>> START
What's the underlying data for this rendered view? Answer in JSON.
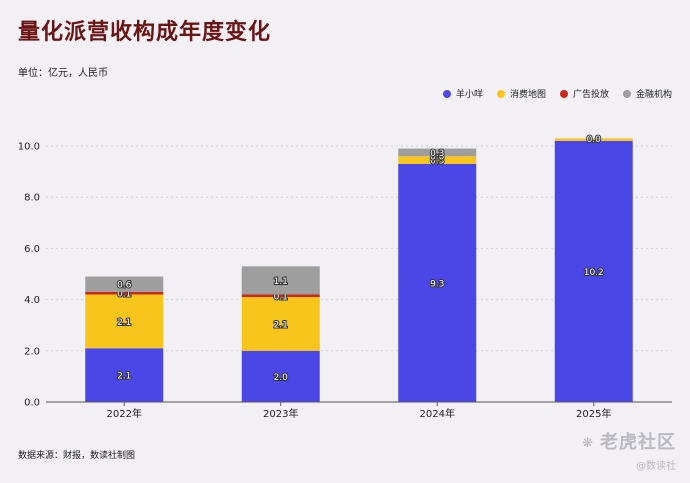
{
  "header": {
    "title": "量化派营收构成年度变化",
    "unit": "单位：亿元，人民币"
  },
  "footer": {
    "source": "数据来源：财报，数读社制图"
  },
  "watermark": {
    "main": "老虎社区",
    "sub": "@数读社",
    "icon": "tiger-icon"
  },
  "chart_data": {
    "type": "bar",
    "stacked": true,
    "title": "量化派营收构成年度变化",
    "categories": [
      "2022年",
      "2023年",
      "2024年",
      "2025年"
    ],
    "ylim": [
      0,
      10
    ],
    "yticks": [
      0.0,
      2.0,
      4.0,
      6.0,
      8.0,
      10.0
    ],
    "grid": true,
    "legend_position": "top-right",
    "series": [
      {
        "name": "羊小咩",
        "color": "#4b47e6",
        "values": [
          2.1,
          2.0,
          9.3,
          10.2
        ]
      },
      {
        "name": "消费地图",
        "color": "#f7c51c",
        "values": [
          2.1,
          2.1,
          0.3,
          0.1
        ]
      },
      {
        "name": "广告投放",
        "color": "#c8281e",
        "values": [
          0.1,
          0.1,
          0.0,
          0.0
        ]
      },
      {
        "name": "金融机构",
        "color": "#9e9e9e",
        "values": [
          0.6,
          1.1,
          0.3,
          0.0
        ]
      }
    ],
    "data_labels": [
      [
        "2.1",
        "2.0",
        "9.3",
        "10.2"
      ],
      [
        "2.1",
        "2.1",
        "0.3",
        ""
      ],
      [
        "0.1",
        "0.1",
        "0.0",
        ""
      ],
      [
        "0.6",
        "1.1",
        "0.3",
        "0.0"
      ]
    ]
  }
}
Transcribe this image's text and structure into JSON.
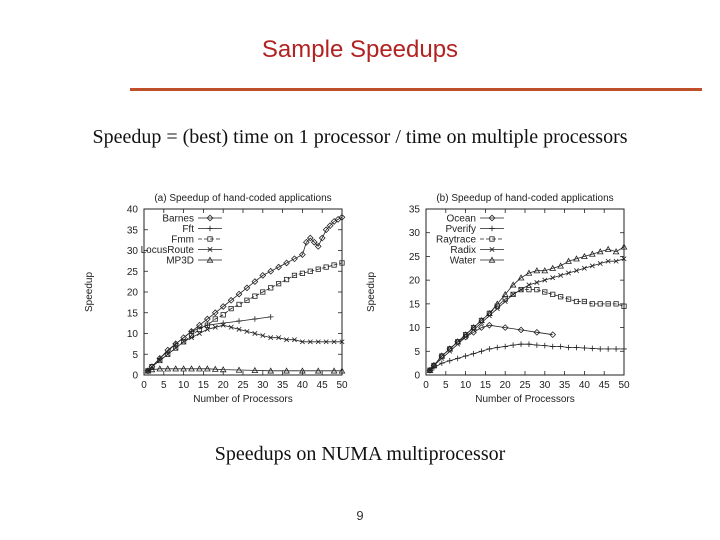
{
  "slide": {
    "title": "Sample Speedups",
    "subtitle": "Speedup = (best) time on 1 processor / time on multiple processors",
    "caption": "Speedups on NUMA multiprocessor",
    "page_number": "9",
    "title_color": "#b22222",
    "rule_color": "#c0502a"
  },
  "chart_data": [
    {
      "type": "line",
      "title": "(a) Speedup of hand-coded applications",
      "xlabel": "Number of Processors",
      "ylabel": "Speedup",
      "xlim": [
        0,
        50
      ],
      "ylim": [
        0,
        40
      ],
      "xticks": [
        0,
        5,
        10,
        15,
        20,
        25,
        30,
        35,
        40,
        45,
        50
      ],
      "yticks": [
        0,
        5,
        10,
        15,
        20,
        25,
        30,
        35,
        40
      ],
      "legend_position": "top-left",
      "series": [
        {
          "name": "Barnes",
          "marker": "diamond",
          "dash": "",
          "x": [
            1,
            2,
            4,
            6,
            8,
            10,
            12,
            14,
            16,
            18,
            20,
            22,
            24,
            26,
            28,
            30,
            32,
            34,
            36,
            38,
            40,
            41,
            42,
            43,
            44,
            45,
            46,
            47,
            48,
            49,
            50
          ],
          "y": [
            1,
            2,
            4,
            6,
            7.5,
            9,
            10.5,
            12,
            13.5,
            15,
            16.5,
            18,
            19.5,
            21,
            22.5,
            24,
            25,
            26,
            27,
            28,
            29,
            32,
            33,
            32,
            31,
            33,
            35,
            36,
            37,
            37.5,
            38
          ]
        },
        {
          "name": "Fft",
          "marker": "plus",
          "dash": "",
          "x": [
            1,
            4,
            8,
            12,
            16,
            20,
            24,
            28,
            32
          ],
          "y": [
            1,
            4,
            7.5,
            10.5,
            12,
            12.5,
            13,
            13.5,
            14
          ]
        },
        {
          "name": "Fmm",
          "marker": "square",
          "dash": "4,2",
          "x": [
            1,
            2,
            4,
            6,
            8,
            10,
            12,
            14,
            16,
            18,
            20,
            22,
            24,
            26,
            28,
            30,
            32,
            34,
            36,
            38,
            40,
            42,
            44,
            46,
            48,
            50
          ],
          "y": [
            1,
            2,
            3.5,
            5,
            6.5,
            8,
            9.5,
            11,
            12,
            13.5,
            14.5,
            16,
            17,
            18,
            19,
            20,
            21,
            22,
            23,
            24,
            24.5,
            25,
            25.5,
            26,
            26.5,
            27
          ]
        },
        {
          "name": "LocusRoute",
          "marker": "x",
          "dash": "",
          "x": [
            1,
            2,
            4,
            6,
            8,
            10,
            12,
            14,
            16,
            18,
            20,
            22,
            24,
            26,
            28,
            30,
            32,
            34,
            36,
            38,
            40,
            42,
            44,
            46,
            48,
            50
          ],
          "y": [
            1,
            2,
            3.5,
            5,
            6.5,
            8,
            9,
            10,
            11,
            11.5,
            12,
            11.5,
            11,
            10.5,
            10,
            9.5,
            9,
            9,
            8.5,
            8.5,
            8,
            8,
            8,
            8,
            8,
            8
          ]
        },
        {
          "name": "MP3D",
          "marker": "triangle",
          "dash": "",
          "x": [
            1,
            2,
            4,
            6,
            8,
            10,
            12,
            14,
            16,
            18,
            20,
            24,
            28,
            32,
            36,
            40,
            44,
            48,
            50
          ],
          "y": [
            1,
            1.3,
            1.5,
            1.5,
            1.5,
            1.5,
            1.5,
            1.5,
            1.5,
            1.4,
            1.3,
            1.2,
            1.1,
            1,
            1,
            1,
            1,
            1,
            1
          ]
        }
      ]
    },
    {
      "type": "line",
      "title": "(b) Speedup of hand-coded applications",
      "xlabel": "Number of Processors",
      "ylabel": "Speedup",
      "xlim": [
        0,
        50
      ],
      "ylim": [
        0,
        35
      ],
      "xticks": [
        0,
        5,
        10,
        15,
        20,
        25,
        30,
        35,
        40,
        45,
        50
      ],
      "yticks": [
        0,
        5,
        10,
        15,
        20,
        25,
        30,
        35
      ],
      "legend_position": "top-left",
      "series": [
        {
          "name": "Ocean",
          "marker": "diamond",
          "dash": "",
          "x": [
            1,
            2,
            4,
            6,
            8,
            10,
            12,
            14,
            16,
            20,
            24,
            28,
            32
          ],
          "y": [
            1,
            2,
            4,
            5.5,
            7,
            8,
            9,
            10,
            10.5,
            10,
            9.5,
            9,
            8.5
          ]
        },
        {
          "name": "Pverify",
          "marker": "plus",
          "dash": "",
          "x": [
            1,
            2,
            4,
            6,
            8,
            10,
            12,
            14,
            16,
            18,
            20,
            22,
            24,
            26,
            28,
            30,
            32,
            34,
            36,
            38,
            40,
            42,
            44,
            46,
            48,
            50
          ],
          "y": [
            1,
            1.5,
            2.5,
            3,
            3.5,
            4,
            4.5,
            5,
            5.5,
            5.8,
            6,
            6.3,
            6.5,
            6.5,
            6.3,
            6.2,
            6,
            6,
            5.8,
            5.8,
            5.7,
            5.6,
            5.5,
            5.5,
            5.5,
            5.5
          ]
        },
        {
          "name": "Raytrace",
          "marker": "square",
          "dash": "4,2",
          "x": [
            1,
            2,
            4,
            6,
            8,
            10,
            12,
            14,
            16,
            18,
            20,
            22,
            24,
            26,
            28,
            30,
            32,
            34,
            36,
            38,
            40,
            42,
            44,
            46,
            48,
            50
          ],
          "y": [
            1,
            2,
            4,
            5.5,
            7,
            8.5,
            10,
            11.5,
            13,
            14.5,
            16,
            17,
            18,
            18,
            18,
            17.5,
            17,
            16.5,
            16,
            15.5,
            15.5,
            15,
            15,
            15,
            15,
            14.5
          ]
        },
        {
          "name": "Radix",
          "marker": "x",
          "dash": "",
          "x": [
            1,
            2,
            4,
            6,
            8,
            10,
            12,
            14,
            16,
            18,
            20,
            22,
            24,
            26,
            28,
            30,
            32,
            34,
            36,
            38,
            40,
            42,
            44,
            46,
            48,
            50
          ],
          "y": [
            1,
            2,
            3.5,
            5,
            6.5,
            8,
            9.5,
            11,
            12.5,
            14,
            15.5,
            17,
            18,
            19,
            19.5,
            20,
            20.5,
            21,
            21.5,
            22,
            22.5,
            23,
            23.5,
            24,
            24,
            24.5
          ]
        },
        {
          "name": "Water",
          "marker": "triangle",
          "dash": "",
          "x": [
            1,
            2,
            4,
            6,
            8,
            10,
            12,
            14,
            16,
            18,
            20,
            22,
            24,
            26,
            28,
            30,
            32,
            34,
            36,
            38,
            40,
            42,
            44,
            46,
            48,
            50
          ],
          "y": [
            1,
            2,
            4,
            5.5,
            7,
            8.5,
            10,
            11.5,
            13,
            15,
            17,
            19,
            20.5,
            21.5,
            22,
            22,
            22.5,
            23,
            24,
            24.5,
            25,
            25.5,
            26,
            26.5,
            26,
            27
          ]
        }
      ]
    }
  ]
}
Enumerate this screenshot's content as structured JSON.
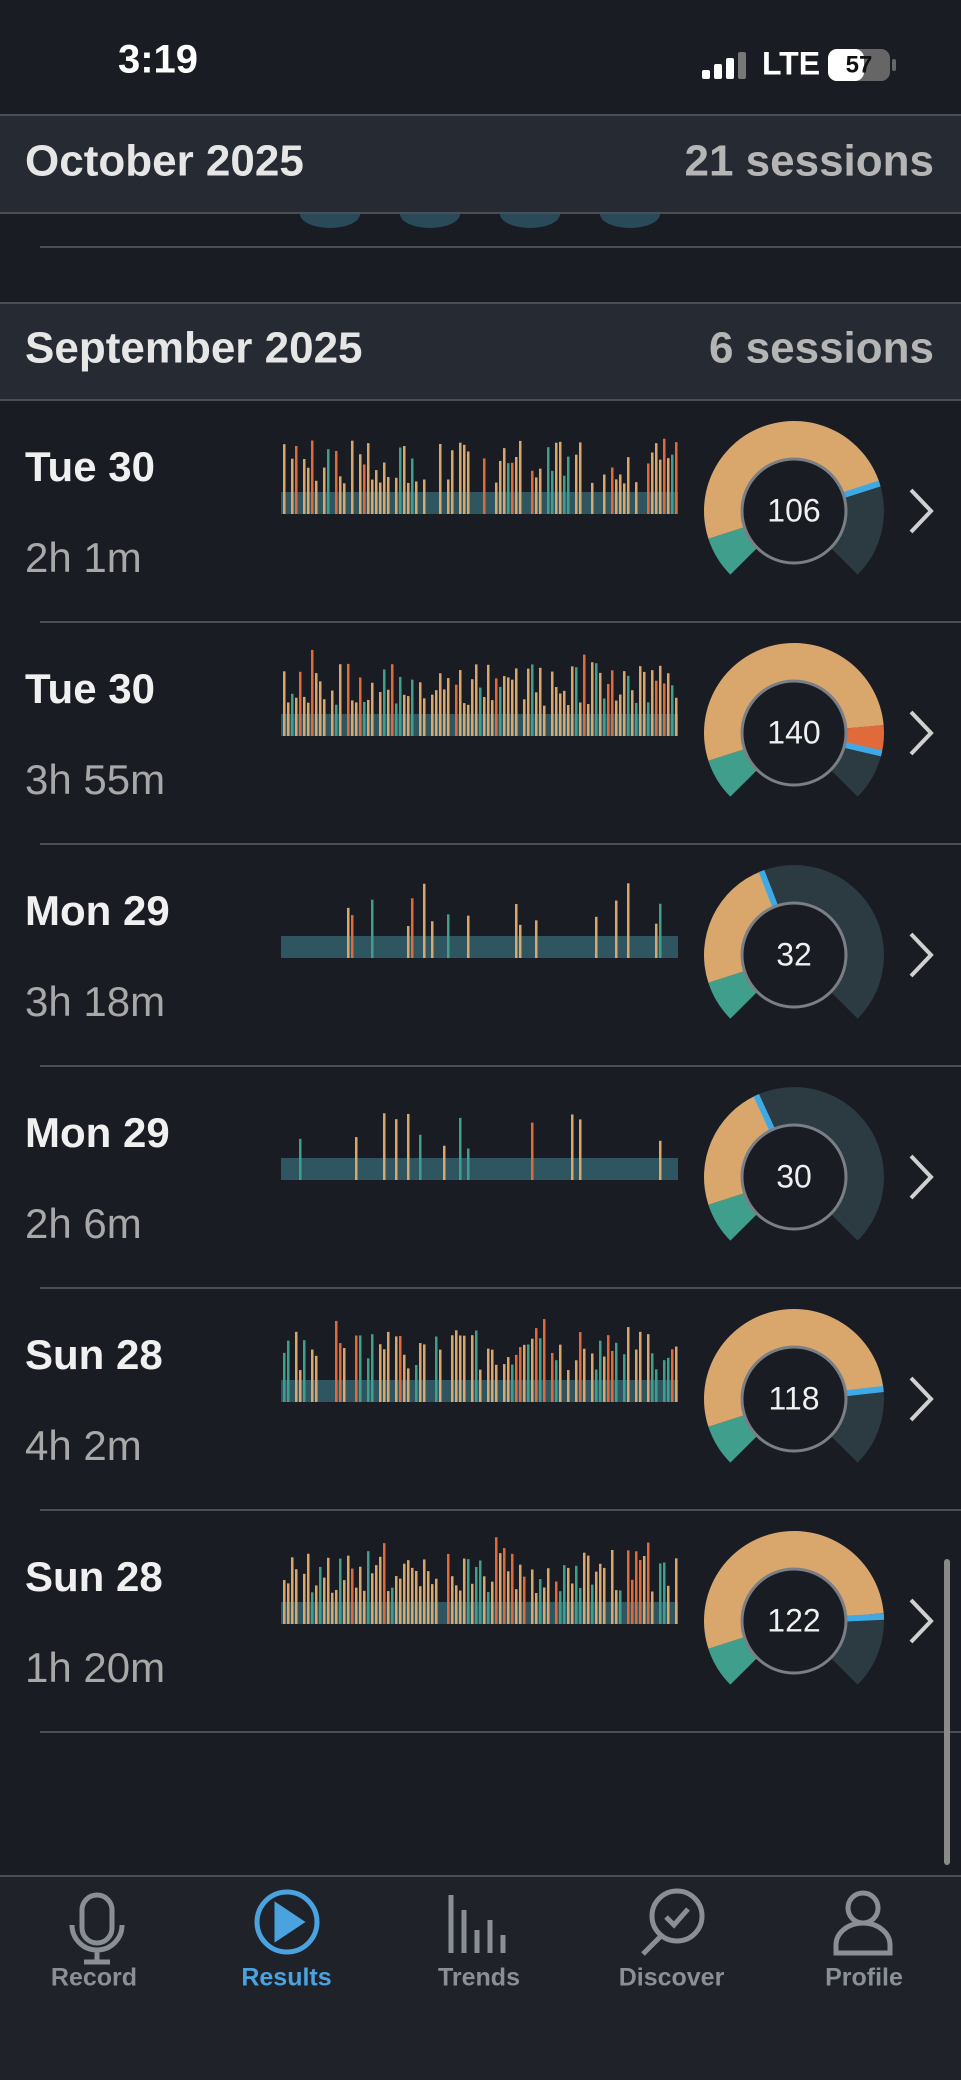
{
  "status": {
    "time": "3:19",
    "network": "LTE",
    "battery": "57"
  },
  "months": [
    {
      "title": "October 2025",
      "sessions": "21 sessions"
    },
    {
      "title": "September 2025",
      "sessions": "6 sessions"
    }
  ],
  "sessions": [
    {
      "day": "Tue 30",
      "duration": "2h 1m",
      "score": 106
    },
    {
      "day": "Tue 30",
      "duration": "3h 55m",
      "score": 140
    },
    {
      "day": "Mon 29",
      "duration": "3h 18m",
      "score": 32
    },
    {
      "day": "Mon 29",
      "duration": "2h 6m",
      "score": 30
    },
    {
      "day": "Sun 28",
      "duration": "4h 2m",
      "score": 118
    },
    {
      "day": "Sun 28",
      "duration": "1h 20m",
      "score": 122
    }
  ],
  "tabs": [
    {
      "label": "Record"
    },
    {
      "label": "Results"
    },
    {
      "label": "Trends"
    },
    {
      "label": "Discover"
    },
    {
      "label": "Profile"
    }
  ]
}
>> END
● **TASK DESCRIPTION**
Make an exact copy of only those lines that run from the line with "Enumerate this screenshot's" through the end of the records, excluding pictures.

● **OUTPUT FOR THIS EXERCISE**
Enumerate this screenshot's content as structured JSON.
{
  "status": {
    "time": "3:19",
    "network": "LTE",
    "battery": "57"
  },
  "months": [
    {
      "title": "October 2025",
      "sessions": "21 sessions"
    },
    {
      "title": "September 2025",
      "sessions": "6 sessions"
    }
  ],
  "sessions": [
    {
      "day": "Tue 30",
      "duration": "2h 1m",
      "score": 106
    },
    {
      "day": "Tue 30",
      "duration": "3h 55m",
      "score": 140
    },
    {
      "day": "Mon 29",
      "duration": "3h 18m",
      "score": 32
    },
    {
      "day": "Mon 29",
      "duration": "2h 6m",
      "score": 30
    },
    {
      "day": "Sun 28",
      "duration": "4h 2m",
      "score": 118
    },
    {
      "day": "Sun 28",
      "duration": "1h 20m",
      "score": 122
    }
  ],
  "tabs": [
    {
      "label": "Record"
    },
    {
      "label": "Results"
    },
    {
      "label": "Trends"
    },
    {
      "label": "Discover"
    },
    {
      "label": "Profile"
    }
  ]
}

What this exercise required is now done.